▸ **Aim of the exercise**: Reproduce everything in the data below, from the line containing "grade-value[interactable]: 14 —" down to the line containing "secondary-id-value: max.johnson.canvas@ —", keeping each line identical.

Data entries:
--------------------

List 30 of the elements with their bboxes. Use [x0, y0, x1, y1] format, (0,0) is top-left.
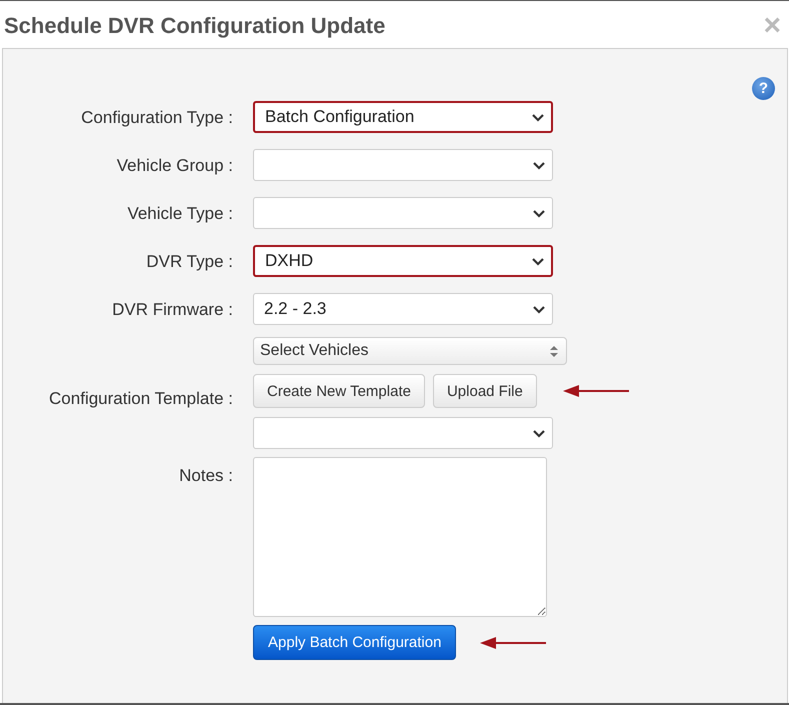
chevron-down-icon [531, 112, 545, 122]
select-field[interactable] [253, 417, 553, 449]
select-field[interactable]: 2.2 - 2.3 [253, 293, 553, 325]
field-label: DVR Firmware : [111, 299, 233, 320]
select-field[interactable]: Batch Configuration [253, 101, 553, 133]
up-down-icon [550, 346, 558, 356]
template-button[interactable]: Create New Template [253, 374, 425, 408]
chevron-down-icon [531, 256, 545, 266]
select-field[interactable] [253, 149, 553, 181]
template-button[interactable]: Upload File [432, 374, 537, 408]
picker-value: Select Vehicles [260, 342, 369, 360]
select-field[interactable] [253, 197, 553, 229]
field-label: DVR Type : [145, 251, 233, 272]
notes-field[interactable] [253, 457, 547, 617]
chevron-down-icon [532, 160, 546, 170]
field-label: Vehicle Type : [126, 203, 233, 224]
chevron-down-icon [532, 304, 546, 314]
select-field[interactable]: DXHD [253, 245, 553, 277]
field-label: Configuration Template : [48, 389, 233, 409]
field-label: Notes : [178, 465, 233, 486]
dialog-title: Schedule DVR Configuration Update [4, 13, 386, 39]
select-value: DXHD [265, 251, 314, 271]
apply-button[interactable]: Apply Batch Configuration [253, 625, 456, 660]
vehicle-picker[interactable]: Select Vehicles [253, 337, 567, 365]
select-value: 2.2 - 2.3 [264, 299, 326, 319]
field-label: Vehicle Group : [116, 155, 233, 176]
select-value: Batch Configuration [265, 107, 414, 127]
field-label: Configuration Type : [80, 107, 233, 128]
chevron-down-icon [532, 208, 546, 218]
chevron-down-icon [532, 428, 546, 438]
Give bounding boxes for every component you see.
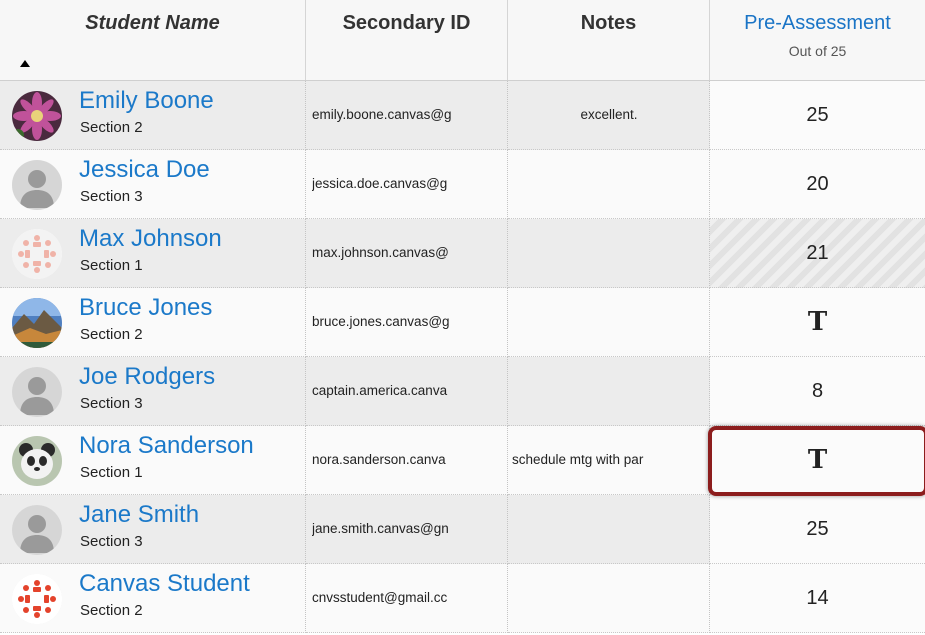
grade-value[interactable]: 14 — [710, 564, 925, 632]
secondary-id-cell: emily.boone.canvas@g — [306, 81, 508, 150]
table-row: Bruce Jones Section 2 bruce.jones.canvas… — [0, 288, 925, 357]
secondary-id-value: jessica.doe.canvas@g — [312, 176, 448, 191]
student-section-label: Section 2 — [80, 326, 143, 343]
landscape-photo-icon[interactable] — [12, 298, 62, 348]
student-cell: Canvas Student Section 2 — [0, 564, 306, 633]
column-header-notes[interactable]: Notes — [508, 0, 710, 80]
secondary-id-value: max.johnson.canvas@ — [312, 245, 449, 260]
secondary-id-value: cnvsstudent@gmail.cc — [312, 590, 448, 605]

--------------------

▸ **Complete answer**:
grade-value[interactable]: 14 — [710, 564, 925, 632]
secondary-id-cell: emily.boone.canvas@g — [306, 81, 508, 150]
table-row: Bruce Jones Section 2 bruce.jones.canvas… — [0, 288, 925, 357]
secondary-id-value: jessica.doe.canvas@g — [312, 176, 448, 191]
student-section-label: Section 2 — [80, 326, 143, 343]
landscape-photo-icon[interactable] — [12, 298, 62, 348]
student-cell: Canvas Student Section 2 — [0, 564, 306, 633]
column-header-notes[interactable]: Notes — [508, 0, 710, 80]
secondary-id-value: max.johnson.canvas@ — [312, 245, 449, 260]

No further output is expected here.